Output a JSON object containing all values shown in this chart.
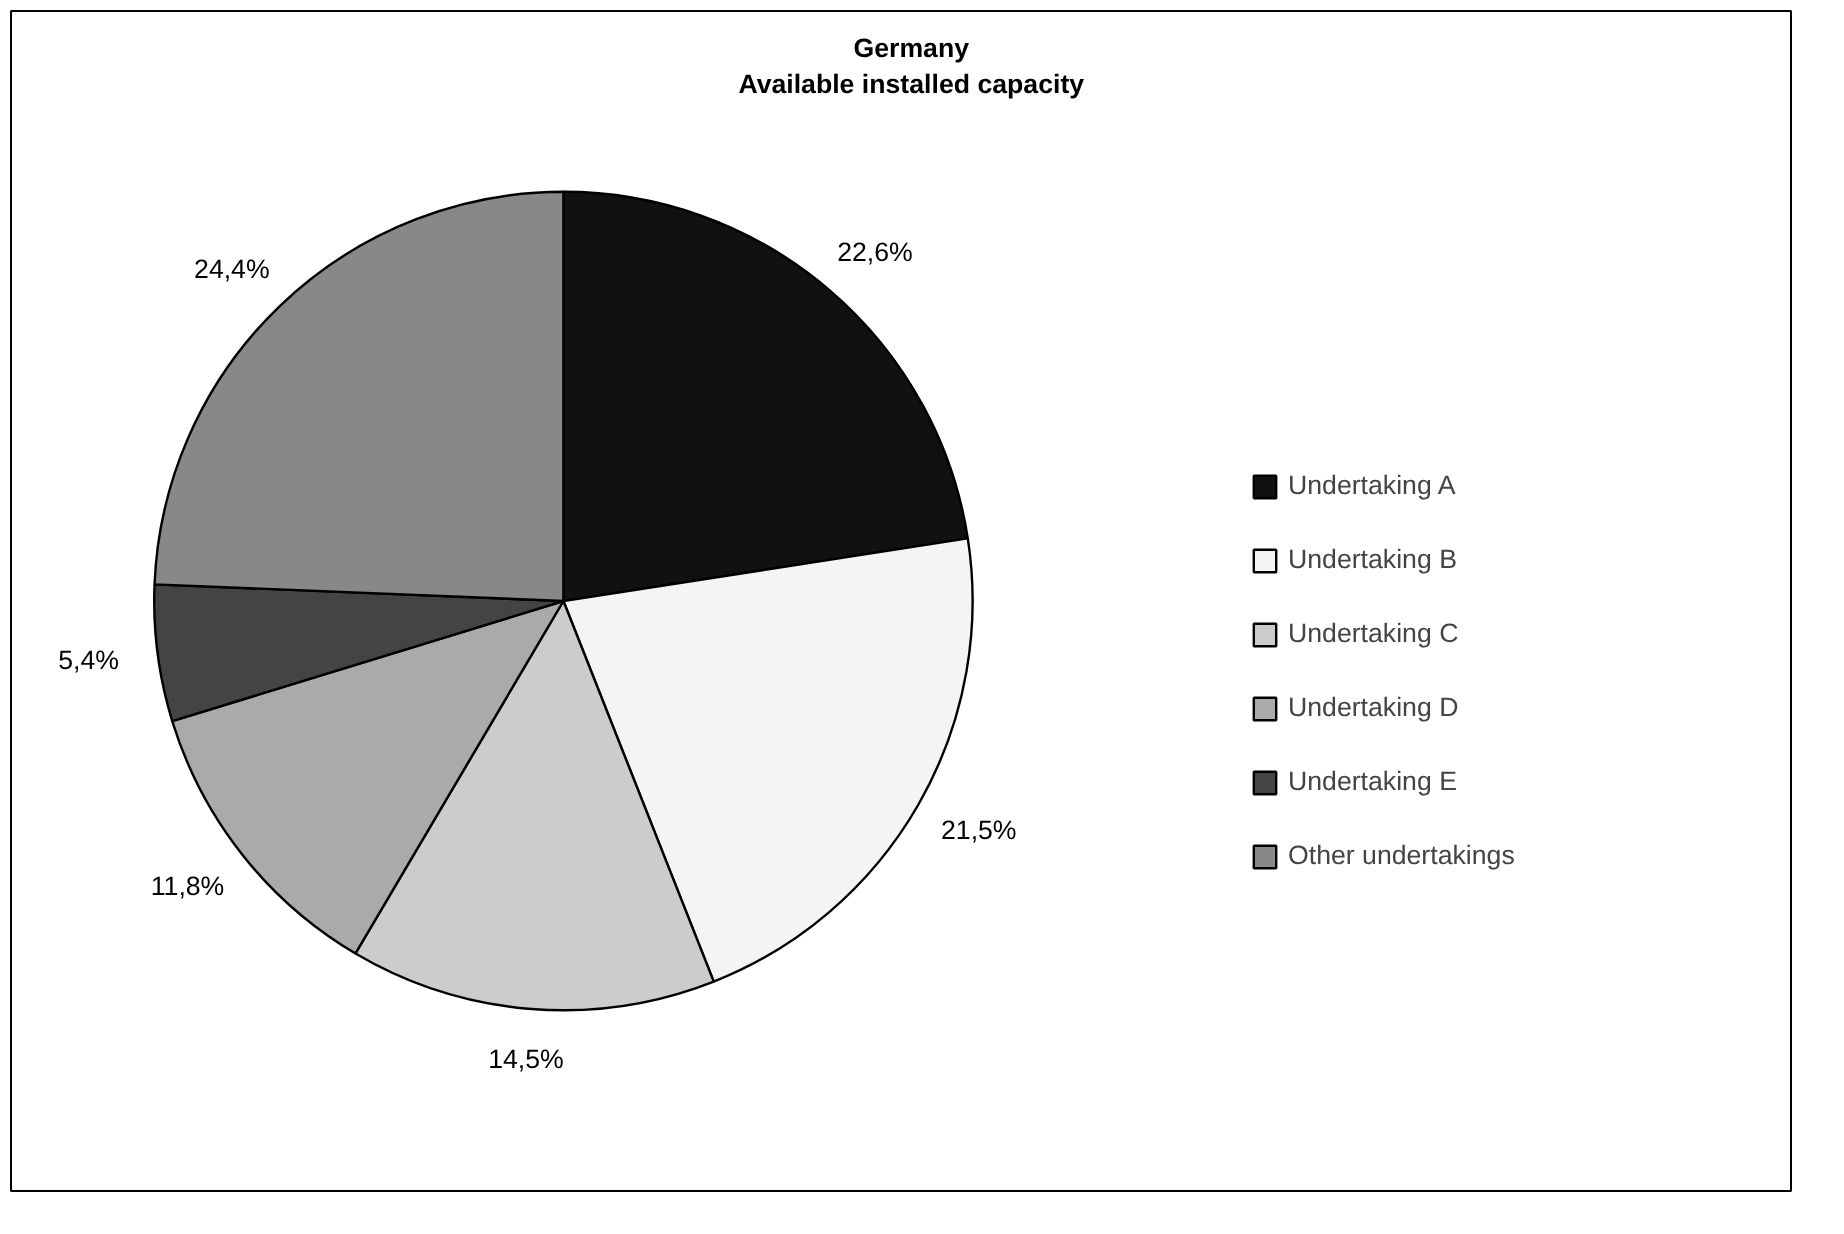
{
  "chart_data": {
    "type": "pie",
    "title": "Germany\nAvailable installed capacity",
    "categories": [
      "Undertaking A",
      "Undertaking B",
      "Undertaking C",
      "Undertaking D",
      "Undertaking E",
      "Other undertakings"
    ],
    "values": [
      22.6,
      21.5,
      14.5,
      11.8,
      5.4,
      24.4
    ],
    "value_labels": [
      "22,6%",
      "21,5%",
      "14,5%",
      "11,8%",
      "5,4%",
      "24,4%"
    ],
    "colors": [
      "#111111",
      "#f4f4f4",
      "#cccccc",
      "#aaaaaa",
      "#444444",
      "#888888"
    ],
    "legend": "right"
  }
}
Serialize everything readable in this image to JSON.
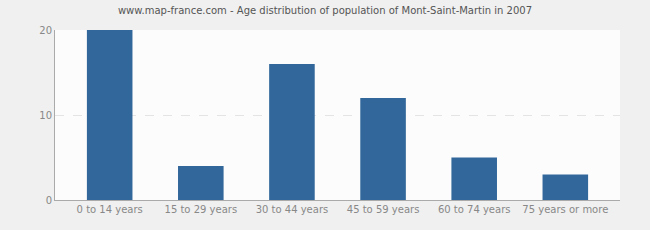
{
  "chart_data": {
    "type": "bar",
    "title": "www.map-france.com - Age distribution of population of Mont-Saint-Martin in 2007",
    "categories": [
      "0 to 14 years",
      "15 to 29 years",
      "30 to 44 years",
      "45 to 59 years",
      "60 to 74 years",
      "75 years or more"
    ],
    "values": [
      20,
      4,
      16,
      12,
      5,
      3
    ],
    "color": "#31679a",
    "ylim": [
      0,
      20
    ],
    "yticks": [
      0,
      10,
      20
    ],
    "grid": true
  }
}
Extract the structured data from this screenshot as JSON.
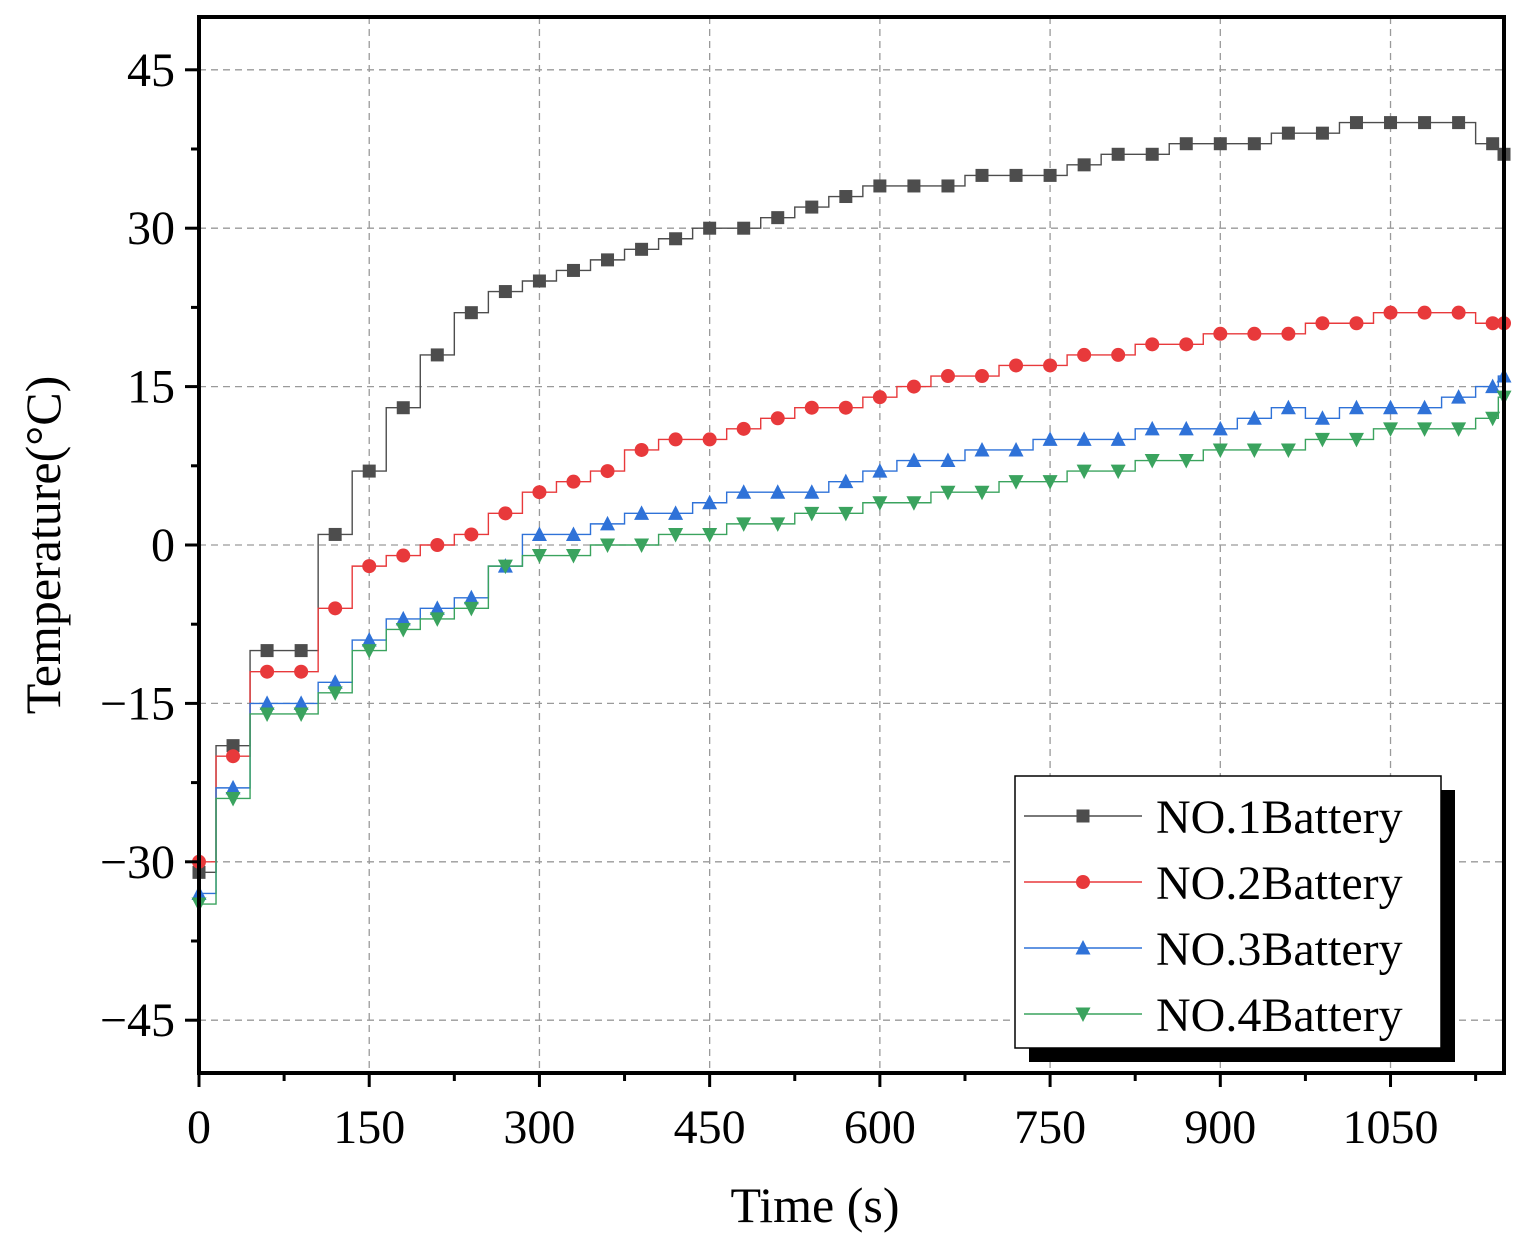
{
  "chart_data": {
    "type": "line",
    "title": "",
    "xlabel": "Time (s)",
    "ylabel": "Temperature(°C)",
    "xlim": [
      0,
      1150
    ],
    "ylim": [
      -50,
      50
    ],
    "xticks": [
      0,
      150,
      300,
      450,
      600,
      750,
      900,
      1050
    ],
    "yticks": [
      -45,
      -30,
      -15,
      0,
      15,
      30,
      45
    ],
    "xtick_labels": [
      "0",
      "150",
      "300",
      "450",
      "600",
      "750",
      "900",
      "1050"
    ],
    "ytick_labels": [
      "−45",
      "−30",
      "−15",
      "0",
      "15",
      "30",
      "45"
    ],
    "grid": true,
    "legend_position": "bottom-right",
    "x": [
      0,
      30,
      60,
      90,
      120,
      150,
      180,
      210,
      240,
      270,
      300,
      330,
      360,
      390,
      420,
      450,
      480,
      510,
      540,
      570,
      600,
      630,
      660,
      690,
      720,
      750,
      780,
      810,
      840,
      870,
      900,
      930,
      960,
      990,
      1020,
      1050,
      1080,
      1110,
      1140,
      1150
    ],
    "series": [
      {
        "name": "NO.1Battery",
        "color": "#4d4d4d",
        "marker": "square",
        "values": [
          -31,
          -19,
          -10,
          -10,
          1,
          7,
          13,
          18,
          22,
          24,
          25,
          26,
          27,
          28,
          29,
          30,
          30,
          31,
          32,
          33,
          34,
          34,
          34,
          35,
          35,
          35,
          36,
          37,
          37,
          38,
          38,
          38,
          39,
          39,
          40,
          40,
          40,
          40,
          38,
          37
        ]
      },
      {
        "name": "NO.2Battery",
        "color": "#e8393b",
        "marker": "circle",
        "values": [
          -30,
          -20,
          -12,
          -12,
          -6,
          -2,
          -1,
          0,
          1,
          3,
          5,
          6,
          7,
          9,
          10,
          10,
          11,
          12,
          13,
          13,
          14,
          15,
          16,
          16,
          17,
          17,
          18,
          18,
          19,
          19,
          20,
          20,
          20,
          21,
          21,
          22,
          22,
          22,
          21,
          21
        ]
      },
      {
        "name": "NO.3Battery",
        "color": "#2f72d8",
        "marker": "triangle-up",
        "values": [
          -33,
          -23,
          -15,
          -15,
          -13,
          -9,
          -7,
          -6,
          -5,
          -2,
          1,
          1,
          2,
          3,
          3,
          4,
          5,
          5,
          5,
          6,
          7,
          8,
          8,
          9,
          9,
          10,
          10,
          10,
          11,
          11,
          11,
          12,
          13,
          12,
          13,
          13,
          13,
          14,
          15,
          16
        ]
      },
      {
        "name": "NO.4Battery",
        "color": "#3aa35e",
        "marker": "triangle-down",
        "values": [
          -34,
          -24,
          -16,
          -16,
          -14,
          -10,
          -8,
          -7,
          -6,
          -2,
          -1,
          -1,
          0,
          0,
          1,
          1,
          2,
          2,
          3,
          3,
          4,
          4,
          5,
          5,
          6,
          6,
          7,
          7,
          8,
          8,
          9,
          9,
          9,
          10,
          10,
          11,
          11,
          11,
          12,
          14
        ]
      }
    ]
  }
}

****************

* _GOAL OF THE EXERCISE_
Reproduce the material above in full, exactly, with no images.

* _EXERCISE RESPONSE_
Output a JSON object containing all values shown in this chart.
{
  "chart_data": {
    "type": "pie",
    "title": "Germany\nAvailable installed capacity",
    "categories": [
      "Undertaking A",
      "Undertaking B",
      "Undertaking C",
      "Undertaking D",
      "Undertaking E",
      "Other undertakings"
    ],
    "values": [
      22.6,
      21.5,
      14.5,
      11.8,
      5.4,
      24.4
    ],
    "value_labels": [
      "22,6%",
      "21,5%",
      "14,5%",
      "11,8%",
      "5,4%",
      "24,4%"
    ],
    "colors": [
      "#111111",
      "#f4f4f4",
      "#cccccc",
      "#aaaaaa",
      "#444444",
      "#888888"
    ],
    "legend": "right"
  }
}
Serialize everything readable in this image to JSON.
{
  "chart_data": {
    "type": "bar",
    "title": "www.map-france.com - Age distribution of population of Mont-Saint-Martin in 2007",
    "categories": [
      "0 to 14 years",
      "15 to 29 years",
      "30 to 44 years",
      "45 to 59 years",
      "60 to 74 years",
      "75 years or more"
    ],
    "values": [
      20,
      4,
      16,
      12,
      5,
      3
    ],
    "color": "#31679a",
    "ylim": [
      0,
      20
    ],
    "yticks": [
      0,
      10,
      20
    ],
    "grid": true
  }
}
Extract the structured data from this screenshot as JSON.
{
  "chart_data": {
    "type": "line",
    "title": "",
    "xlabel": "Time (s)",
    "ylabel": "Temperature(°C)",
    "xlim": [
      0,
      1150
    ],
    "ylim": [
      -50,
      50
    ],
    "xticks": [
      0,
      150,
      300,
      450,
      600,
      750,
      900,
      1050
    ],
    "yticks": [
      -45,
      -30,
      -15,
      0,
      15,
      30,
      45
    ],
    "xtick_labels": [
      "0",
      "150",
      "300",
      "450",
      "600",
      "750",
      "900",
      "1050"
    ],
    "ytick_labels": [
      "−45",
      "−30",
      "−15",
      "0",
      "15",
      "30",
      "45"
    ],
    "grid": true,
    "legend_position": "bottom-right",
    "x": [
      0,
      30,
      60,
      90,
      120,
      150,
      180,
      210,
      240,
      270,
      300,
      330,
      360,
      390,
      420,
      450,
      480,
      510,
      540,
      570,
      600,
      630,
      660,
      690,
      720,
      750,
      780,
      810,
      840,
      870,
      900,
      930,
      960,
      990,
      1020,
      1050,
      1080,
      1110,
      1140,
      1150
    ],
    "series": [
      {
        "name": "NO.1Battery",
        "color": "#4d4d4d",
        "marker": "square",
        "values": [
          -31,
          -19,
          -10,
          -10,
          1,
          7,
          13,
          18,
          22,
          24,
          25,
          26,
          27,
          28,
          29,
          30,
          30,
          31,
          32,
          33,
          34,
          34,
          34,
          35,
          35,
          35,
          36,
          37,
          37,
          38,
          38,
          38,
          39,
          39,
          40,
          40,
          40,
          40,
          38,
          37
        ]
      },
      {
        "name": "NO.2Battery",
        "color": "#e8393b",
        "marker": "circle",
        "values": [
          -30,
          -20,
          -12,
          -12,
          -6,
          -2,
          -1,
          0,
          1,
          3,
          5,
          6,
          7,
          9,
          10,
          10,
          11,
          12,
          13,
          13,
          14,
          15,
          16,
          16,
          17,
          17,
          18,
          18,
          19,
          19,
          20,
          20,
          20,
          21,
          21,
          22,
          22,
          22,
          21,
          21
        ]
      },
      {
        "name": "NO.3Battery",
        "color": "#2f72d8",
        "marker": "triangle-up",
        "values": [
          -33,
          -23,
          -15,
          -15,
          -13,
          -9,
          -7,
          -6,
          -5,
          -2,
          1,
          1,
          2,
          3,
          3,
          4,
          5,
          5,
          5,
          6,
          7,
          8,
          8,
          9,
          9,
          10,
          10,
          10,
          11,
          11,
          11,
          12,
          13,
          12,
          13,
          13,
          13,
          14,
          15,
          16
        ]
      },
      {
        "name": "NO.4Battery",
        "color": "#3aa35e",
        "marker": "triangle-down",
        "values": [
          -34,
          -24,
          -16,
          -16,
          -14,
          -10,
          -8,
          -7,
          -6,
          -2,
          -1,
          -1,
          0,
          0,
          1,
          1,
          2,
          2,
          3,
          3,
          4,
          4,
          5,
          5,
          6,
          6,
          7,
          7,
          8,
          8,
          9,
          9,
          9,
          10,
          10,
          11,
          11,
          11,
          12,
          14
        ]
      }
    ]
  }
}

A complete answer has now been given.